■ TASK REQUIREMENTS
Go through the records underneath and write each one out again exactly.
* START *
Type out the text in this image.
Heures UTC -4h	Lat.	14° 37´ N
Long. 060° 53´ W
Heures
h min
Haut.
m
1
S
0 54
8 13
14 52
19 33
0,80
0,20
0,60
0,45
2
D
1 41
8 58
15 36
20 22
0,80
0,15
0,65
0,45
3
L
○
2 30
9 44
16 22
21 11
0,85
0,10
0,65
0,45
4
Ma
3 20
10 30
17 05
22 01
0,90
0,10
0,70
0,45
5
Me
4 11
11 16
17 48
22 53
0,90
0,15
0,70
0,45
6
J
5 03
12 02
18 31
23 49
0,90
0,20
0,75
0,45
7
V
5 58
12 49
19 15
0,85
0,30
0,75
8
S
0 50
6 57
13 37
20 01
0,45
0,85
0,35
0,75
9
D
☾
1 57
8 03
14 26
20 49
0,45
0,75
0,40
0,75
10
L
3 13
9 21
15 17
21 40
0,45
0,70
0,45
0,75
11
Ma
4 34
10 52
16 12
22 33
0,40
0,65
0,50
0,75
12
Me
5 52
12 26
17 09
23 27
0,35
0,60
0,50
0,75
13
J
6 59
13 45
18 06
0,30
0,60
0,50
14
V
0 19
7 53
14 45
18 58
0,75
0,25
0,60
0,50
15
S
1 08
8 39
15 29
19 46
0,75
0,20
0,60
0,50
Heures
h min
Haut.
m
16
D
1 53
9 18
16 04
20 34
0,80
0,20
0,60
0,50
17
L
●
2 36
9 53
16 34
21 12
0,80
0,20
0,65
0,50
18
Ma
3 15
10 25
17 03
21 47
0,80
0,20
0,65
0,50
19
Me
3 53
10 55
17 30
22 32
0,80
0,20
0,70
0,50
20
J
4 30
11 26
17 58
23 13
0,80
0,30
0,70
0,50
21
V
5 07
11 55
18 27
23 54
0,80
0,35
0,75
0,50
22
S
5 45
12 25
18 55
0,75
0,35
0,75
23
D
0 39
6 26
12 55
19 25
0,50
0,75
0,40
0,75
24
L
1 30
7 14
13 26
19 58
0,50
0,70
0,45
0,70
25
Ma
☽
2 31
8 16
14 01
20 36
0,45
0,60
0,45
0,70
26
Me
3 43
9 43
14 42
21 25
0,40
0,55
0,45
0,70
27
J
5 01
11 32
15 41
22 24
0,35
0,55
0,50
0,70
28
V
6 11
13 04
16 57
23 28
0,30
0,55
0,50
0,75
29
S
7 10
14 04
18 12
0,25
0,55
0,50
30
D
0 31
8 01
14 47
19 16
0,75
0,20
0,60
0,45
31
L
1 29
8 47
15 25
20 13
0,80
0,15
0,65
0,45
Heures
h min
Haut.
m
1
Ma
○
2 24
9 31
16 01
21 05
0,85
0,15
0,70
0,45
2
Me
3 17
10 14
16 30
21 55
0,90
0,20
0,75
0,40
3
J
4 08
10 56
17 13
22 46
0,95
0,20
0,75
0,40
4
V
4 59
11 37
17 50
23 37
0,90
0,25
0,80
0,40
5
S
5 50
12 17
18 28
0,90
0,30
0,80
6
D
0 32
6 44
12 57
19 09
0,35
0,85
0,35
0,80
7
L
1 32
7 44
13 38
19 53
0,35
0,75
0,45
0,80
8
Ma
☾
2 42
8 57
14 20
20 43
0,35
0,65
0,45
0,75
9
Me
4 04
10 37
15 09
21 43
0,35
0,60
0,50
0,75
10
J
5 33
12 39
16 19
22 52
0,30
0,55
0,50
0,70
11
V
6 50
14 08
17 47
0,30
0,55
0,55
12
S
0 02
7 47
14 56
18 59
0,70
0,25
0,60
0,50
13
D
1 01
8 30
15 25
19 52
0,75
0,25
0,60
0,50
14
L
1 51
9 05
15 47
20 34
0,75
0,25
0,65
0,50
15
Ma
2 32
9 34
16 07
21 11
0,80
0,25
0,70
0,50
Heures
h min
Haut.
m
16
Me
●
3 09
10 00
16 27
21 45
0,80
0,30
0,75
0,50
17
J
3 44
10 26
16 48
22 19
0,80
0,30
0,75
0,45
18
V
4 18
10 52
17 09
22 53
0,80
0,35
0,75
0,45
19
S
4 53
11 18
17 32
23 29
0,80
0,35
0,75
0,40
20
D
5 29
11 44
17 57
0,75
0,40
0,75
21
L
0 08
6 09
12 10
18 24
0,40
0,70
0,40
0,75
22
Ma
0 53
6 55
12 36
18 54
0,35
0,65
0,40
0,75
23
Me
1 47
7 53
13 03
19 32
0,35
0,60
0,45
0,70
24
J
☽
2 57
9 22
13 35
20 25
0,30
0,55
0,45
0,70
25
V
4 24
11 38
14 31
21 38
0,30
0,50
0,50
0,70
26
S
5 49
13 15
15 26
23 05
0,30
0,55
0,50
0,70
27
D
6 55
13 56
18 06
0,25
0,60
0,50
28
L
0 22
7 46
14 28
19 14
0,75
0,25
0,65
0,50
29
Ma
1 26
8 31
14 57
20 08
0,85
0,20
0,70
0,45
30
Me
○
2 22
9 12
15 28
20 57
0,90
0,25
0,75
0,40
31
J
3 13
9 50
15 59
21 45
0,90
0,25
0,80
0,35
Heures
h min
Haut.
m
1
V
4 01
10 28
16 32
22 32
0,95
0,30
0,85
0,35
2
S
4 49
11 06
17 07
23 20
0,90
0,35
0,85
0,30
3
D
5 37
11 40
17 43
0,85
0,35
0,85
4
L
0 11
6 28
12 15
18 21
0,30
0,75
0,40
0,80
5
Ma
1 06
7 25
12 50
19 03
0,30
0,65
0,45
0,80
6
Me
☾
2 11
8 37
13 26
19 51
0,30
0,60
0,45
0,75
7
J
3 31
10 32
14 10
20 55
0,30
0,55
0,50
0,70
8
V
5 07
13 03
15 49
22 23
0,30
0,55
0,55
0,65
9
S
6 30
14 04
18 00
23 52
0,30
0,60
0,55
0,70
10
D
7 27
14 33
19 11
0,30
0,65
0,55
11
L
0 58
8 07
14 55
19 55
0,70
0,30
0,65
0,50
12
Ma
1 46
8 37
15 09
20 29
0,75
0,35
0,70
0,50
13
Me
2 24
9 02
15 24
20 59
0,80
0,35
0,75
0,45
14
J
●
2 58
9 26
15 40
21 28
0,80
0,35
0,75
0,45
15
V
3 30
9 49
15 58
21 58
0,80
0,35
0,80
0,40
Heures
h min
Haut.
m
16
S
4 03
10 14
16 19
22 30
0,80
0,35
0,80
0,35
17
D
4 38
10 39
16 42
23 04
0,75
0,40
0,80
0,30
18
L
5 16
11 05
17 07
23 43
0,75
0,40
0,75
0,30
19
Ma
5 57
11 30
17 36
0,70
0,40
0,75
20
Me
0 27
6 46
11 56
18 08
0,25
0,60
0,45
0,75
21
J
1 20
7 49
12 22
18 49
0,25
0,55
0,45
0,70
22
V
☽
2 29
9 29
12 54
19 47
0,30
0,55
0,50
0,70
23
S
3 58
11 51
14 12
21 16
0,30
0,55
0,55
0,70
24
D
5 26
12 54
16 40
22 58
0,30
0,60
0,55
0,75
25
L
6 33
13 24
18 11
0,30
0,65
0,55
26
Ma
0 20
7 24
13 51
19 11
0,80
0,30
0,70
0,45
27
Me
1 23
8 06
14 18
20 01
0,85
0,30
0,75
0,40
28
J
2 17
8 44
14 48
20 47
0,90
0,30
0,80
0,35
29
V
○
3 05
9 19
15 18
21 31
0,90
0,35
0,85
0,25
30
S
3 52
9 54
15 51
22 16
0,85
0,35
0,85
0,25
* END *
■ ANSWER BELOW
Type out the text in this image.
Heures UTC -4h	Lat.	14° 37´ N
Long. 060° 53´ W
Heures
h min
Haut.
m
1
S
0 54
8 13
14 52
19 33
0,80
0,20
0,60
0,45
2
D
1 41
8 58
15 36
20 22
0,80
0,15
0,65
0,45
3
L
○
2 30
9 44
16 22
21 11
0,85
0,10
0,65
0,45
4
Ma
3 20
10 30
17 05
22 01
0,90
0,10
0,70
0,45
5
Me
4 11
11 16
17 48
22 53
0,90
0,15
0,70
0,45
6
J
5 03
12 02
18 31
23 49
0,90
0,20
0,75
0,45
7
V
5 58
12 49
19 15
0,85
0,30
0,75
8
S
0 50
6 57
13 37
20 01
0,45
0,85
0,35
0,75
9
D
☾
1 57
8 03
14 26
20 49
0,45
0,75
0,40
0,75
10
L
3 13
9 21
15 17
21 40
0,45
0,70
0,45
0,75
11
Ma
4 34
10 52
16 12
22 33
0,40
0,65
0,50
0,75
12
Me
5 52
12 26
17 09
23 27
0,35
0,60
0,50
0,75
13
J
6 59
13 45
18 06
0,30
0,60
0,50
14
V
0 19
7 53
14 45
18 58
0,75
0,25
0,60
0,50
15
S
1 08
8 39
15 29
19 46
0,75
0,20
0,60
0,50
Heures
h min
Haut.
m
16
D
1 53
9 18
16 04
20 34
0,80
0,20
0,60
0,50
17
L
●
2 36
9 53
16 34
21 12
0,80
0,20
0,65
0,50
18
Ma
3 15
10 25
17 03
21 47
0,80
0,20
0,65
0,50
19
Me
3 53
10 55
17 30
22 32
0,80
0,20
0,70
0,50
20
J
4 30
11 26
17 58
23 13
0,80
0,30
0,70
0,50
21
V
5 07
11 55
18 27
23 54
0,80
0,35
0,75
0,50
22
S
5 45
12 25
18 55
0,75
0,35
0,75
23
D
0 39
6 26
12 55
19 25
0,50
0,75
0,40
0,75
24
L
1 30
7 14
13 26
19 58
0,50
0,70
0,45
0,70
25
Ma
☽
2 31
8 16
14 01
20 36
0,45
0,60
0,45
0,70
26
Me
3 43
9 43
14 42
21 25
0,40
0,55
0,45
0,70
27
J
5 01
11 32
15 41
22 24
0,35
0,55
0,50
0,70
28
V
6 11
13 04
16 57
23 28
0,30
0,55
0,50
0,75
29
S
7 10
14 04
18 12
0,25
0,55
0,50
30
D
0 31
8 01
14 47
19 16
0,75
0,20
0,60
0,45
31
L
1 29
8 47
15 25
20 13
0,80
0,15
0,65
0,45
Heures
h min
Haut.
m
1
Ma
○
2 24
9 31
16 01
21 05
0,85
0,15
0,70
0,45
2
Me
3 17
10 14
16 30
21 55
0,90
0,20
0,75
0,40
3
J
4 08
10 56
17 13
22 46
0,95
0,20
0,75
0,40
4
V
4 59
11 37
17 50
23 37
0,90
0,25
0,80
0,40
5
S
5 50
12 17
18 28
0,90
0,30
0,80
6
D
0 32
6 44
12 57
19 09
0,35
0,85
0,35
0,80
7
L
1 32
7 44
13 38
19 53
0,35
0,75
0,45
0,80
8
Ma
☾
2 42
8 57
14 20
20 43
0,35
0,65
0,45
0,75
9
Me
4 04
10 37
15 09
21 43
0,35
0,60
0,50
0,75
10
J
5 33
12 39
16 19
22 52
0,30
0,55
0,50
0,70
11
V
6 50
14 08
17 47
0,30
0,55
0,55
12
S
0 02
7 47
14 56
18 59
0,70
0,25
0,60
0,50
13
D
1 01
8 30
15 25
19 52
0,75
0,25
0,60
0,50
14
L
1 51
9 05
15 47
20 34
0,75
0,25
0,65
0,50
15
Ma
2 32
9 34
16 07
21 11
0,80
0,25
0,70
0,50
Heures
h min
Haut.
m
16
Me
●
3 09
10 00
16 27
21 45
0,80
0,30
0,75
0,50
17
J
3 44
10 26
16 48
22 19
0,80
0,30
0,75
0,45
18
V
4 18
10 52
17 09
22 53
0,80
0,35
0,75
0,45
19
S
4 53
11 18
17 32
23 29
0,80
0,35
0,75
0,40
20
D
5 29
11 44
17 57
0,75
0,40
0,75
21
L
0 08
6 09
12 10
18 24
0,40
0,70
0,40
0,75
22
Ma
0 53
6 55
12 36
18 54
0,35
0,65
0,40
0,75
23
Me
1 47
7 53
13 03
19 32
0,35
0,60
0,45
0,70
24
J
☽
2 57
9 22
13 35
20 25
0,30
0,55
0,45
0,70
25
V
4 24
11 38
14 31
21 38
0,30
0,50
0,50
0,70
26
S
5 49
13 15
15 26
23 05
0,30
0,55
0,50
0,70
27
D
6 55
13 56
18 06
0,25
0,60
0,50
28
L
0 22
7 46
14 28
19 14
0,75
0,25
0,65
0,50
29
Ma
1 26
8 31
14 57
20 08
0,85
0,20
0,70
0,45
30
Me
○
2 22
9 12
15 28
20 57
0,90
0,25
0,75
0,40
31
J
3 13
9 50
15 59
21 45
0,90
0,25
0,80
0,35
Heures
h min
Haut.
m
1
V
4 01
10 28
16 32
22 32
0,95
0,30
0,85
0,35
2
S
4 49
11 06
17 07
23 20
0,90
0,35
0,85
0,30
3
D
5 37
11 40
17 43
0,85
0,35
0,85
4
L
0 11
6 28
12 15
18 21
0,30
0,75
0,40
0,80
5
Ma
1 06
7 25
12 50
19 03
0,30
0,65
0,45
0,80
6
Me
☾
2 11
8 37
13 26
19 51
0,30
0,60
0,45
0,75
7
J
3 31
10 32
14 10
20 55
0,30
0,55
0,50
0,70
8
V
5 07
13 03
15 49
22 23
0,30
0,55
0,55
0,65
9
S
6 30
14 04
18 00
23 52
0,30
0,60
0,55
0,70
10
D
7 27
14 33
19 11
0,30
0,65
0,55
11
L
0 58
8 07
14 55
19 55
0,70
0,30
0,65
0,50
12
Ma
1 46
8 37
15 09
20 29
0,75
0,35
0,70
0,50
13
Me
2 24
9 02
15 24
20 59
0,80
0,35
0,75
0,45
14
J
●
2 58
9 26
15 40
21 28
0,80
0,35
0,75
0,45
15
V
3 30
9 49
15 58
21 58
0,80
0,35
0,80
0,40
Heures
h min
Haut.
m
16
S
4 03
10 14
16 19
22 30
0,80
0,35
0,80
0,35
17
D
4 38
10 39
16 42
23 04
0,75
0,40
0,80
0,30
18
L
5 16
11 05
17 07
23 43
0,75
0,40
0,75
0,30
19
Ma
5 57
11 30
17 36
0,70
0,40
0,75
20
Me
0 27
6 46
11 56
18 08
0,25
0,60
0,45
0,75
21
J
1 20
7 49
12 22
18 49
0,25
0,55
0,45
0,70
22
V
☽
2 29
9 29
12 54
19 47
0,30
0,55
0,50
0,70
23
S
3 58
11 51
14 12
21 16
0,30
0,55
0,55
0,70
24
D
5 26
12 54
16 40
22 58
0,30
0,60
0,55
0,75
25
L
6 33
13 24
18 11
0,30
0,65
0,55
26
Ma
0 20
7 24
13 51
19 11
0,80
0,30
0,70
0,45
27
Me
1 23
8 06
14 18
20 01
0,85
0,30
0,75
0,40
28
J
2 17
8 44
14 48
20 47
0,90
0,30
0,80
0,35
29
V
○
3 05
9 19
15 18
21 31
0,90
0,35
0,85
0,25
30
S
3 52
9 54
15 51
22 16
0,85
0,35
0,85
0,25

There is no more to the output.